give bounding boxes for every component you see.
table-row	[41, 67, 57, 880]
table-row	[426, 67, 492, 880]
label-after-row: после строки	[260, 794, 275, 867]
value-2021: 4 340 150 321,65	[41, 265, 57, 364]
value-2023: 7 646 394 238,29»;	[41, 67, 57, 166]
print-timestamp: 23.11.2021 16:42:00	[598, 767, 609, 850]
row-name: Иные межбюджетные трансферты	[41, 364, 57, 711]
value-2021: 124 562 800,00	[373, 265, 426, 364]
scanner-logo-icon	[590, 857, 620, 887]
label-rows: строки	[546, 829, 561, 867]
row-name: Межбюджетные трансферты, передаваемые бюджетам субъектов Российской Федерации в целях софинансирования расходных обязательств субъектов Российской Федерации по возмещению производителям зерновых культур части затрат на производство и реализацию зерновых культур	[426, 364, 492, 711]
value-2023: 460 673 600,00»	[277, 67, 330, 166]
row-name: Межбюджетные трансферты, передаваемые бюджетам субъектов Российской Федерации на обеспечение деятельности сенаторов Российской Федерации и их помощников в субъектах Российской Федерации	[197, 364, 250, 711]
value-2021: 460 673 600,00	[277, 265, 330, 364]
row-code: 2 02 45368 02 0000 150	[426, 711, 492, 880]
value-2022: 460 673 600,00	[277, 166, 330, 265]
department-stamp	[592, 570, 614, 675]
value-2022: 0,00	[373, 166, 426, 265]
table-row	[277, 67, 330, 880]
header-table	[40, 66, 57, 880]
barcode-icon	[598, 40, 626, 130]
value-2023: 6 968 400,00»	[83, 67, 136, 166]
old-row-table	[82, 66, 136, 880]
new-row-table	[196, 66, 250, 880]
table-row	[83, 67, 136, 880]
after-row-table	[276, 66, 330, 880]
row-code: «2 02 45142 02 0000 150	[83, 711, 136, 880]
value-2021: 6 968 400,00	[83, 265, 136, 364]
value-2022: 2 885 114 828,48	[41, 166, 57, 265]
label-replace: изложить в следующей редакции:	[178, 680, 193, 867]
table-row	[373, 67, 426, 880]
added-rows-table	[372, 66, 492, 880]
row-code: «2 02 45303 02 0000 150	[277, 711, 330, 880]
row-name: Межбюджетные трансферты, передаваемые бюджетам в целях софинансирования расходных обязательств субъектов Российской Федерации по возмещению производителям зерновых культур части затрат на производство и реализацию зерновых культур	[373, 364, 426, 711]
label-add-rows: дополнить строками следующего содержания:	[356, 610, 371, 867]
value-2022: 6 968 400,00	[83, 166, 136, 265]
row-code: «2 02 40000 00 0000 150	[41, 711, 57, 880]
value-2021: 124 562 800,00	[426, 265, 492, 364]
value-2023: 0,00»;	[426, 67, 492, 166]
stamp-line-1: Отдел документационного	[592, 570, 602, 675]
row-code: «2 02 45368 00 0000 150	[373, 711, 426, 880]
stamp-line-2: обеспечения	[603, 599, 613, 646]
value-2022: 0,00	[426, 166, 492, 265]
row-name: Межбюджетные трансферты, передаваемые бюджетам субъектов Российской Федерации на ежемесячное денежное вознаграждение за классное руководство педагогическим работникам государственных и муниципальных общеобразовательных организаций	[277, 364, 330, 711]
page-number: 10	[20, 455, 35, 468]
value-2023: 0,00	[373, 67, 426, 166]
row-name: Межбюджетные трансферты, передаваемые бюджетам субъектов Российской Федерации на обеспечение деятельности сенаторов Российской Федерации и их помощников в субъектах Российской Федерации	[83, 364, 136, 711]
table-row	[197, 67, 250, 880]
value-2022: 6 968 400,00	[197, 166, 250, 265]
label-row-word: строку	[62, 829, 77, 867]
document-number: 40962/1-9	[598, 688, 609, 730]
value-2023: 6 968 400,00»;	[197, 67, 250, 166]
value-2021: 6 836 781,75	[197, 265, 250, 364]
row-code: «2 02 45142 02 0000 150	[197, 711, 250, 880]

_ _ _ _ _

What to produce:
Can you restate the records above with every "table-row" renamed to "data-row" and nothing else altered?

Task response:
give bounding boxes for every component you see.
data-row	[41, 67, 57, 880]
data-row	[426, 67, 492, 880]
label-after-row: после строки	[260, 794, 275, 867]
value-2021: 4 340 150 321,65	[41, 265, 57, 364]
value-2023: 7 646 394 238,29»;	[41, 67, 57, 166]
print-timestamp: 23.11.2021 16:42:00	[598, 767, 609, 850]
row-name: Иные межбюджетные трансферты	[41, 364, 57, 711]
value-2021: 124 562 800,00	[373, 265, 426, 364]
scanner-logo-icon	[590, 857, 620, 887]
label-rows: строки	[546, 829, 561, 867]
row-name: Межбюджетные трансферты, передаваемые бюджетам субъектов Российской Федерации в целях софинансирования расходных обязательств субъектов Российской Федерации по возмещению производителям зерновых культур части затрат на производство и реализацию зерновых культур	[426, 364, 492, 711]
value-2023: 460 673 600,00»	[277, 67, 330, 166]
row-name: Межбюджетные трансферты, передаваемые бюджетам субъектов Российской Федерации на обеспечение деятельности сенаторов Российской Федерации и их помощников в субъектах Российской Федерации	[197, 364, 250, 711]
value-2021: 460 673 600,00	[277, 265, 330, 364]
row-code: 2 02 45368 02 0000 150	[426, 711, 492, 880]
value-2022: 460 673 600,00	[277, 166, 330, 265]
department-stamp	[592, 570, 614, 675]
value-2022: 0,00	[373, 166, 426, 265]
data-row	[277, 67, 330, 880]
header-table	[40, 66, 57, 880]
barcode-icon	[598, 40, 626, 130]
value-2023: 6 968 400,00»	[83, 67, 136, 166]
old-row-table	[82, 66, 136, 880]
new-row-table	[196, 66, 250, 880]
data-row	[83, 67, 136, 880]
after-row-table	[276, 66, 330, 880]
row-code: «2 02 45142 02 0000 150	[83, 711, 136, 880]
value-2021: 6 968 400,00	[83, 265, 136, 364]
value-2022: 2 885 114 828,48	[41, 166, 57, 265]
label-replace: изложить в следующей редакции:	[178, 680, 193, 867]
data-row	[373, 67, 426, 880]
added-rows-table	[372, 66, 492, 880]
row-code: «2 02 45303 02 0000 150	[277, 711, 330, 880]
row-name: Межбюджетные трансферты, передаваемые бюджетам в целях софинансирования расходных обязательств субъектов Российской Федерации по возмещению производителям зерновых культур части затрат на производство и реализацию зерновых культур	[373, 364, 426, 711]
label-add-rows: дополнить строками следующего содержания:	[356, 610, 371, 867]
value-2022: 6 968 400,00	[83, 166, 136, 265]
row-code: «2 02 40000 00 0000 150	[41, 711, 57, 880]
value-2021: 124 562 800,00	[426, 265, 492, 364]
value-2023: 0,00»;	[426, 67, 492, 166]
stamp-line-1: Отдел документационного	[592, 570, 602, 675]
row-code: «2 02 45368 00 0000 150	[373, 711, 426, 880]
stamp-line-2: обеспечения	[603, 599, 613, 646]
value-2022: 0,00	[426, 166, 492, 265]
row-name: Межбюджетные трансферты, передаваемые бюджетам субъектов Российской Федерации на ежемесячное денежное вознаграждение за классное руководство педагогическим работникам государственных и муниципальных общеобразовательных организаций	[277, 364, 330, 711]
page-number: 10	[20, 455, 35, 468]
value-2023: 0,00	[373, 67, 426, 166]
row-name: Межбюджетные трансферты, передаваемые бюджетам субъектов Российской Федерации на обеспечение деятельности сенаторов Российской Федерации и их помощников в субъектах Российской Федерации	[83, 364, 136, 711]
data-row	[197, 67, 250, 880]
value-2022: 6 968 400,00	[197, 166, 250, 265]
label-row-word: строку	[62, 829, 77, 867]
document-number: 40962/1-9	[598, 688, 609, 730]
value-2023: 6 968 400,00»;	[197, 67, 250, 166]
value-2021: 6 836 781,75	[197, 265, 250, 364]
row-code: «2 02 45142 02 0000 150	[197, 711, 250, 880]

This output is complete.